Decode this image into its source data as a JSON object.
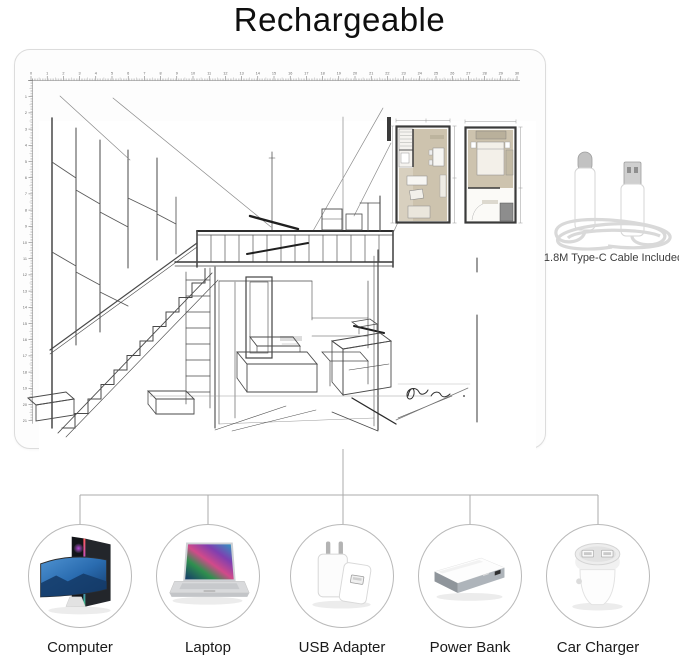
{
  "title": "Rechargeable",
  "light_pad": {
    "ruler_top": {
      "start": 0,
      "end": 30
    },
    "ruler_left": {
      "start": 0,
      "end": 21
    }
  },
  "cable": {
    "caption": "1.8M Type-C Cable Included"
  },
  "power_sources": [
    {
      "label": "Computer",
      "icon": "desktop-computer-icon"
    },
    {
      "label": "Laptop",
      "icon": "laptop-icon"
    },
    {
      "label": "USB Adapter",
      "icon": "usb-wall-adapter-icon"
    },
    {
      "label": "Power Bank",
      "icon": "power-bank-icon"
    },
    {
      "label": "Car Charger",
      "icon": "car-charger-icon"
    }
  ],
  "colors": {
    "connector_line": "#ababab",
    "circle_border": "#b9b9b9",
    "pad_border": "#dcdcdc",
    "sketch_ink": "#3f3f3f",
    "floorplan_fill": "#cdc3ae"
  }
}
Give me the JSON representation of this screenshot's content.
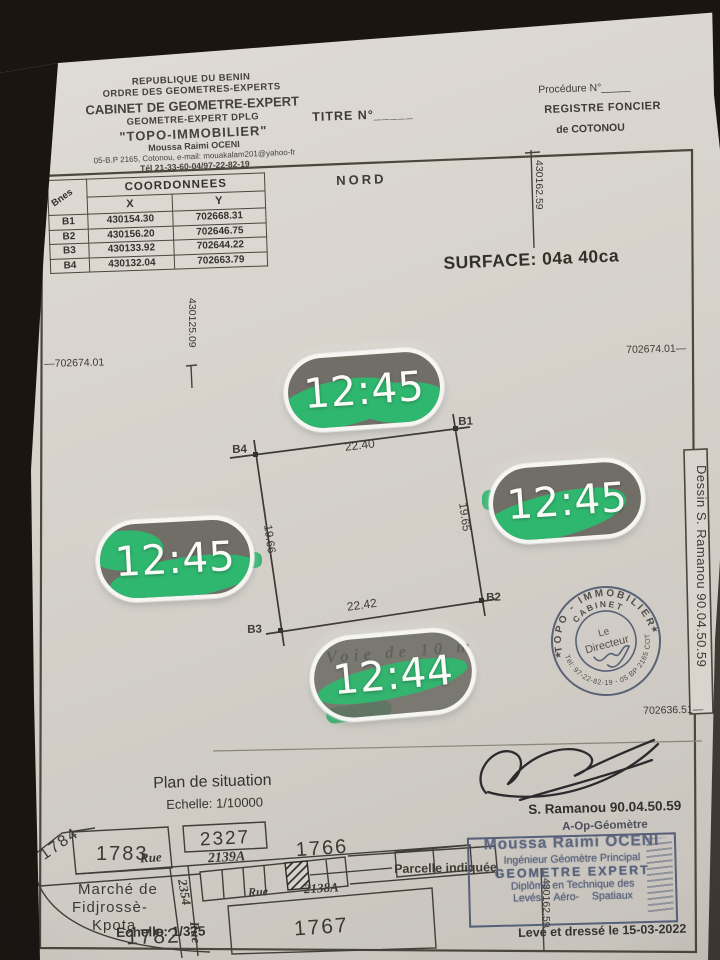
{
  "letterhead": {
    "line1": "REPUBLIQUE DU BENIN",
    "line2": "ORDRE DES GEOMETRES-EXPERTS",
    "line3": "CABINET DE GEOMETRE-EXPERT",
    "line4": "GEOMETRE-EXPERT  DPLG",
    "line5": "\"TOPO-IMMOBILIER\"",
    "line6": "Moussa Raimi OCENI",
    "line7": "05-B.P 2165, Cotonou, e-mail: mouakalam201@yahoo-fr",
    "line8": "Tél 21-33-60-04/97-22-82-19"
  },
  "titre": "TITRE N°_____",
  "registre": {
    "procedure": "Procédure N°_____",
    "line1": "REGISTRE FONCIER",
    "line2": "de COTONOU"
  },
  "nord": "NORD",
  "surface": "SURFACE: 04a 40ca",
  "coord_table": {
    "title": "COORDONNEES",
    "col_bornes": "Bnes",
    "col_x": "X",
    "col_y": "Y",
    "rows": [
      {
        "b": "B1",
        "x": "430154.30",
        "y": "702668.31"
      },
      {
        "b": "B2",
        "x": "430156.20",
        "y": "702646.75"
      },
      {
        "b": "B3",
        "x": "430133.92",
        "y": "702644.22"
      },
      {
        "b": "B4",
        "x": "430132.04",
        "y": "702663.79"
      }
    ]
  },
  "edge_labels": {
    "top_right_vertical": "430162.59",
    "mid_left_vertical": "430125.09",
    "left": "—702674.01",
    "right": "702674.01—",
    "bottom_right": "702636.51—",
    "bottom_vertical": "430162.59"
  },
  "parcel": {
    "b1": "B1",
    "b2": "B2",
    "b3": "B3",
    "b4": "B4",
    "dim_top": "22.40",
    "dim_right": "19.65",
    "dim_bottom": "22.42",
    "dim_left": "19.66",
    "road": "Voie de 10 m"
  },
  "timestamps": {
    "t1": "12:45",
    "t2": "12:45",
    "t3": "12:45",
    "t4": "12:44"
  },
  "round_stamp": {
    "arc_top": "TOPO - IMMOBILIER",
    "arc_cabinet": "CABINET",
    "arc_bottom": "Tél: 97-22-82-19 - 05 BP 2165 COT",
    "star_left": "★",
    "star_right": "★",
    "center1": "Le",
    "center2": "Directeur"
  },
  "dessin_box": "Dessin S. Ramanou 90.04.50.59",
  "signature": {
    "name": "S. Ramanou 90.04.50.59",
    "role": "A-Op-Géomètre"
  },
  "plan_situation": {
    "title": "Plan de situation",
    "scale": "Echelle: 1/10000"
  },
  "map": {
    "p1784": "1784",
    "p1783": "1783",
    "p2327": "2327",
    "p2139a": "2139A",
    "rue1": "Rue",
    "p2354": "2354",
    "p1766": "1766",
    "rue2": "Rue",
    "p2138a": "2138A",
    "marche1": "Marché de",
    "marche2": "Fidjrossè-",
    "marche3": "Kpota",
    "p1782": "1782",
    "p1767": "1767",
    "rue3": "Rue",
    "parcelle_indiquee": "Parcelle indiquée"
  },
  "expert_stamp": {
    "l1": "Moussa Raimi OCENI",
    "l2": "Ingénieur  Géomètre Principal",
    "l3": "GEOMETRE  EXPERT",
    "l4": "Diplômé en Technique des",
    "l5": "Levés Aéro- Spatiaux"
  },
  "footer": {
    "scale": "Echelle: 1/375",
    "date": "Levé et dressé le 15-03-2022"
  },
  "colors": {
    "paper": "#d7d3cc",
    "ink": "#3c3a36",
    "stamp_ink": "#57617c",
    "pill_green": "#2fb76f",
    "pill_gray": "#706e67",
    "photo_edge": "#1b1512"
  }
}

* * *

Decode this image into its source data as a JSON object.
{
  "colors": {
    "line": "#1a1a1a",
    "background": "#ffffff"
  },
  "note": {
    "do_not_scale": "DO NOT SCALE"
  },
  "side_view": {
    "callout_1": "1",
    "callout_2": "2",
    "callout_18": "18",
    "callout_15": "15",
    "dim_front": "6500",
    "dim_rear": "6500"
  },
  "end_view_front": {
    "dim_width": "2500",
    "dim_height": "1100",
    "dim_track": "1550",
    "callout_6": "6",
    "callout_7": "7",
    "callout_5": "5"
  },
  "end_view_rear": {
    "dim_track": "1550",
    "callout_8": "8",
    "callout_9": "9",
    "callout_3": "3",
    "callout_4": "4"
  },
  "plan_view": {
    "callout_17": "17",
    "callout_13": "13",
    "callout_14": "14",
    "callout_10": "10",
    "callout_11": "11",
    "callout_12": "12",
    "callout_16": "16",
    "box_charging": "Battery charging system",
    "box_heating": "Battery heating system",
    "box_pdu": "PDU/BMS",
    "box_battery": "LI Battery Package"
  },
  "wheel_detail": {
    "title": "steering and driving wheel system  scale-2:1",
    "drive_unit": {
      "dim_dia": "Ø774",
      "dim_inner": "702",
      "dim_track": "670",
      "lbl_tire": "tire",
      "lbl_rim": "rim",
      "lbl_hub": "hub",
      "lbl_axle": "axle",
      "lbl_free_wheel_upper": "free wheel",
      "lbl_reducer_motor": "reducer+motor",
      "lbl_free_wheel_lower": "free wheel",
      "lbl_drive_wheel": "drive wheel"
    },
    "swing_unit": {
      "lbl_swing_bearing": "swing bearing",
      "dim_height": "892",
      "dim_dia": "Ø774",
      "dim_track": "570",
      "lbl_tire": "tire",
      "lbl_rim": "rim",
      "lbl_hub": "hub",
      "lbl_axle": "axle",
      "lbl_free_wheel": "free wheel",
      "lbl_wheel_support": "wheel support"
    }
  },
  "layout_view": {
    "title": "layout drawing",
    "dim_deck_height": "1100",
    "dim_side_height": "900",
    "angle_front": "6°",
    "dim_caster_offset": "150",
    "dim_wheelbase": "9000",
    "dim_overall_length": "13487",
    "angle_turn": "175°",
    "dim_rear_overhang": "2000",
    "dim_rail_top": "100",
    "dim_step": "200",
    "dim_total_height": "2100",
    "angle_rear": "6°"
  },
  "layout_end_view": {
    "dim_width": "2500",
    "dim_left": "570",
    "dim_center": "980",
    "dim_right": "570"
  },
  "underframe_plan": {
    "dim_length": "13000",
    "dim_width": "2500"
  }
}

[Task requirements]
What count of lines in the listing contain the word "IMMOBILIER"? Reply with the number only.

[Right answer]
2